— start of Task material —
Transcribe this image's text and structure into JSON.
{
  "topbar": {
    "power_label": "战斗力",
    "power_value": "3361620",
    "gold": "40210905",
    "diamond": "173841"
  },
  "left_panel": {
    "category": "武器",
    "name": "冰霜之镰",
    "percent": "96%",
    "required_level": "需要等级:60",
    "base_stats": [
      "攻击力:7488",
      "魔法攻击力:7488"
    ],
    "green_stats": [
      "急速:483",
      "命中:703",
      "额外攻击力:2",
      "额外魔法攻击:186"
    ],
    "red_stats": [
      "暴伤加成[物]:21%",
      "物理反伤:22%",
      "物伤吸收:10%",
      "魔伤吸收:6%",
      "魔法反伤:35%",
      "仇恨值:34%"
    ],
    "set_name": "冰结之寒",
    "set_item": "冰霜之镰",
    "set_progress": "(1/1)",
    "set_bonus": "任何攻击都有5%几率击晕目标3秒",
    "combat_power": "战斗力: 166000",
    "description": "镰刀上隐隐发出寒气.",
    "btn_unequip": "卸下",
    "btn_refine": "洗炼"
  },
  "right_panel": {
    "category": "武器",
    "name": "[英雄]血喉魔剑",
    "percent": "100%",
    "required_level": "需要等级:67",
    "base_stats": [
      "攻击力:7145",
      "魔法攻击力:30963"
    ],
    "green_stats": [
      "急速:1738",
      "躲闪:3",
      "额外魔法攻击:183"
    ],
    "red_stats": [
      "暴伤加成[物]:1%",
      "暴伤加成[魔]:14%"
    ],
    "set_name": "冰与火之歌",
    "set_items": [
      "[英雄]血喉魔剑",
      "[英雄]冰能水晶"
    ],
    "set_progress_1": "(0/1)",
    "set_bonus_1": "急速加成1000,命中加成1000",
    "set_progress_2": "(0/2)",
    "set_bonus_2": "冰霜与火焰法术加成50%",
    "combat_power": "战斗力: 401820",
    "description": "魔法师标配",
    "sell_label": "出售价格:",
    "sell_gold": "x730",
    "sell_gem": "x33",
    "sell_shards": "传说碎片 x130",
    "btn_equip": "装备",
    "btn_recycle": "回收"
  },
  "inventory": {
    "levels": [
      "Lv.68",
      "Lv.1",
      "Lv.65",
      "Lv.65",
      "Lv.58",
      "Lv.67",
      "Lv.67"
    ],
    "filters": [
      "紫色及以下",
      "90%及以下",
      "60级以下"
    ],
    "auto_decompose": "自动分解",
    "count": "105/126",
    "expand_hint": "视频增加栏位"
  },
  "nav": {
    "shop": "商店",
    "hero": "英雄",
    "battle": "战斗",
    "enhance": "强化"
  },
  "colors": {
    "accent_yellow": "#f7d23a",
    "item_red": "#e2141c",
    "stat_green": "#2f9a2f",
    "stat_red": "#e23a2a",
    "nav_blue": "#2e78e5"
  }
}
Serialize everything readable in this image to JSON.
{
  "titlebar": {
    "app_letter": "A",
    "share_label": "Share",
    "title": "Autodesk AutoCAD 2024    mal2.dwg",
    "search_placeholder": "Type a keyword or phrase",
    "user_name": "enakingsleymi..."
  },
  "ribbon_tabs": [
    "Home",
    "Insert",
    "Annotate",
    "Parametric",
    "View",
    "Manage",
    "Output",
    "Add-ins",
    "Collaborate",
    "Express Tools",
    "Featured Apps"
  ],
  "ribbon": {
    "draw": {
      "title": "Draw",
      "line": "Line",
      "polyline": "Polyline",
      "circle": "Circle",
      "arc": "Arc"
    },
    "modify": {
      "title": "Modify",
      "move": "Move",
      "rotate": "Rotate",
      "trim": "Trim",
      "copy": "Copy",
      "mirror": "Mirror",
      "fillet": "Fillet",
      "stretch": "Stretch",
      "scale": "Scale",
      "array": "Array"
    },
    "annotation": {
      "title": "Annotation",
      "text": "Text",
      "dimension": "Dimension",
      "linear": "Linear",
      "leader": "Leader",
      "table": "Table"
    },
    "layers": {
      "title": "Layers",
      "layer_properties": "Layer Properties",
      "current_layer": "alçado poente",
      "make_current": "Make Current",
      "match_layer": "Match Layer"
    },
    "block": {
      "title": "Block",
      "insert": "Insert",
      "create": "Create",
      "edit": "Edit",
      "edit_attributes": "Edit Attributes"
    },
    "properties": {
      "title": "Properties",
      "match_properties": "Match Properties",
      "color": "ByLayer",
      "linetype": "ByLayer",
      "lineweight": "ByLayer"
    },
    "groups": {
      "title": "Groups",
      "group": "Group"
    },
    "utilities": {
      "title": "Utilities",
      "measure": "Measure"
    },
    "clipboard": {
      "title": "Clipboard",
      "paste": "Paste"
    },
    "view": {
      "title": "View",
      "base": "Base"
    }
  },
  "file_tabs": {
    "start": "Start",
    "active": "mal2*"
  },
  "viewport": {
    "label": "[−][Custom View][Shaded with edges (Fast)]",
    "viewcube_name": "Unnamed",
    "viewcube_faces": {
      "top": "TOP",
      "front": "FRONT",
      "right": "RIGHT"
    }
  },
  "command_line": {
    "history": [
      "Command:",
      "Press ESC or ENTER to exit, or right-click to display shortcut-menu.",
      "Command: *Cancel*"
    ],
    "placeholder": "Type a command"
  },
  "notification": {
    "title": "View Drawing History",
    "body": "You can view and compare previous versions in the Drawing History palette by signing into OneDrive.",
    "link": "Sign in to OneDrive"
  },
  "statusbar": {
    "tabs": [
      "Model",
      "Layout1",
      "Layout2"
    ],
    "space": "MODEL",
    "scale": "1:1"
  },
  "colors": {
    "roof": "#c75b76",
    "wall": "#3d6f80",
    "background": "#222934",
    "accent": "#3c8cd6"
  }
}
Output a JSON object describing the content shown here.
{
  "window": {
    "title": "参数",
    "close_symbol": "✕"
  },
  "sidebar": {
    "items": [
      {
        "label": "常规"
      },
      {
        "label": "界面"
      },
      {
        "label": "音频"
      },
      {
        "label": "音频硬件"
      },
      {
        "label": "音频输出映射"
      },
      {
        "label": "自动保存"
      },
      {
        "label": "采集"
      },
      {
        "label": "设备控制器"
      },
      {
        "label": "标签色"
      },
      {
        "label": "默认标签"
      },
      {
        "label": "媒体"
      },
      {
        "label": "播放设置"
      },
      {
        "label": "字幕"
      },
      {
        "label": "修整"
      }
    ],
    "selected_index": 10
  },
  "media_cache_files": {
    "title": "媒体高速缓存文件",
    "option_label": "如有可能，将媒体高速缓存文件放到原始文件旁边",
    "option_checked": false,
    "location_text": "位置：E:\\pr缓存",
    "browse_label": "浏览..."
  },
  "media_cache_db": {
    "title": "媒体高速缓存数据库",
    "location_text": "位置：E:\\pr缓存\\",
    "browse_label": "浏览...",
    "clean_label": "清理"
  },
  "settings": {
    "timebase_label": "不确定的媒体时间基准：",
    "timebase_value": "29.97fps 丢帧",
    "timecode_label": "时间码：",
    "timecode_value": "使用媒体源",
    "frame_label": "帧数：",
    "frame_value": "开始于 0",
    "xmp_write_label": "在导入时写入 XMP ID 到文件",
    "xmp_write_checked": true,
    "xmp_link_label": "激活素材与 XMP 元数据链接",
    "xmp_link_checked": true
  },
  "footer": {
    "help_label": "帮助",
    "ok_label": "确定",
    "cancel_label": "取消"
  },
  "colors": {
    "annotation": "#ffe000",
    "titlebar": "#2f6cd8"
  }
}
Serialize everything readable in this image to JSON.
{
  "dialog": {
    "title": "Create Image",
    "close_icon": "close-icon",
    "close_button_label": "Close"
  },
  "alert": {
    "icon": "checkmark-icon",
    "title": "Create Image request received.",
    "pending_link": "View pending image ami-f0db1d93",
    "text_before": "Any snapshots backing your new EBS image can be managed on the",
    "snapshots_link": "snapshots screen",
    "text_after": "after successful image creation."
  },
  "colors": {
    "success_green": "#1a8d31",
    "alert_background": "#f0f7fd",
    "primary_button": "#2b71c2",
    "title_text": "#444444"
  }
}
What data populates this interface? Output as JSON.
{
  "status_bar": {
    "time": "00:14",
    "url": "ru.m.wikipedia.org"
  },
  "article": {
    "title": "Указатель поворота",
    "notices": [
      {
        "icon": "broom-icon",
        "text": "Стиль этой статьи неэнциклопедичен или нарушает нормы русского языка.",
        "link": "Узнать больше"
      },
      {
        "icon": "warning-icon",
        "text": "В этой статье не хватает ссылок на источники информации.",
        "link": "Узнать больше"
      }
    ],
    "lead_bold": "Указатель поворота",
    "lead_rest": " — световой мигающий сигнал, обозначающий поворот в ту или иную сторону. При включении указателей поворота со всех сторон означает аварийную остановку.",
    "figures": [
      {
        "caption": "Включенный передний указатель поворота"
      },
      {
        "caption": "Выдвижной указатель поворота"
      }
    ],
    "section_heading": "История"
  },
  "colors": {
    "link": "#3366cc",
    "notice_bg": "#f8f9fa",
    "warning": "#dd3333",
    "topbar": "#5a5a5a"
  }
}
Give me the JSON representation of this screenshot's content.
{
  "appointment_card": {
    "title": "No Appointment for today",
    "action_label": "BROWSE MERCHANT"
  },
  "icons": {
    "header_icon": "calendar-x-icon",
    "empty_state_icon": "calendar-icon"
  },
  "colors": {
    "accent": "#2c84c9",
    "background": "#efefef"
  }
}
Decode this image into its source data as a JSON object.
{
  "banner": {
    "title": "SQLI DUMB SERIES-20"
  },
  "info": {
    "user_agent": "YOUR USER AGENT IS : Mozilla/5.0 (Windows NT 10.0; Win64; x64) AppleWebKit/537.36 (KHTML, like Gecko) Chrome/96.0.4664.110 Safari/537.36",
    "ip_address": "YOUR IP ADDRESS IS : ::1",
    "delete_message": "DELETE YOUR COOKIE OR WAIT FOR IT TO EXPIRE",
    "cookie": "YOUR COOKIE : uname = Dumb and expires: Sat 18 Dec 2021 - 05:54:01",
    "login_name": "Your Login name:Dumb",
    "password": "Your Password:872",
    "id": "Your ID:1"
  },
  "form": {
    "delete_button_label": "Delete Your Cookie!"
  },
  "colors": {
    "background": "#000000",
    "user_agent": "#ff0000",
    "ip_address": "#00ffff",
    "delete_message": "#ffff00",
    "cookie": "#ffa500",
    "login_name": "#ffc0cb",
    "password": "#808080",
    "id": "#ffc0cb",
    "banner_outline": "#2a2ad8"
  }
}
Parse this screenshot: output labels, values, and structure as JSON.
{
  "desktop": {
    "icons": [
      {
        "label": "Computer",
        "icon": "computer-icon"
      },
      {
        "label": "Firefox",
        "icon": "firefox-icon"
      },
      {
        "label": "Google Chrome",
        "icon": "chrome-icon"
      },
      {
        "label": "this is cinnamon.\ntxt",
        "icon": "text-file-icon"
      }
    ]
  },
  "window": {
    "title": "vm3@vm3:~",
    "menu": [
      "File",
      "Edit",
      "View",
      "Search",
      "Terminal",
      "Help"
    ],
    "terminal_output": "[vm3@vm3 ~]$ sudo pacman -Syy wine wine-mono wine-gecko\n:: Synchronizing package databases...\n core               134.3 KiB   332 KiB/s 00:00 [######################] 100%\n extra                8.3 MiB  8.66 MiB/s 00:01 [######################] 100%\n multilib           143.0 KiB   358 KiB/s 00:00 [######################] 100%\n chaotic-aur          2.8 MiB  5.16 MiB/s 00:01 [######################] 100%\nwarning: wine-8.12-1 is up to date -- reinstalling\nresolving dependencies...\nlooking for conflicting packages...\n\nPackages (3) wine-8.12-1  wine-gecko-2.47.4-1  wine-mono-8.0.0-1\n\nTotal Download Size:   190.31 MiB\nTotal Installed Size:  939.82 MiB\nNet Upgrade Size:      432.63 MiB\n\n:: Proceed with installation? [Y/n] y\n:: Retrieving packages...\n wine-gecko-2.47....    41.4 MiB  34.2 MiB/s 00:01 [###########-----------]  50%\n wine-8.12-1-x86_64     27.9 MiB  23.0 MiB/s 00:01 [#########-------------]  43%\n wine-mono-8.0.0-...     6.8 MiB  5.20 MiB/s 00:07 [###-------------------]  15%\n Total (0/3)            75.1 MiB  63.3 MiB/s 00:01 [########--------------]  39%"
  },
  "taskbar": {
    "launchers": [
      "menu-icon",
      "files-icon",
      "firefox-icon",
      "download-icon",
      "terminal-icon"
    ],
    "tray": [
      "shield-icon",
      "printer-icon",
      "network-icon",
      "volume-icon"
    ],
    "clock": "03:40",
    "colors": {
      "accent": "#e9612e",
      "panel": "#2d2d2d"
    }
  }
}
— end of Task material —
### Do this
From the listing above, pick out every line containing "screenshot".

### Output for this exercise
Give me the JSON representation of this screenshot's content.
Parse this screenshot: output labels, values, and structure as JSON.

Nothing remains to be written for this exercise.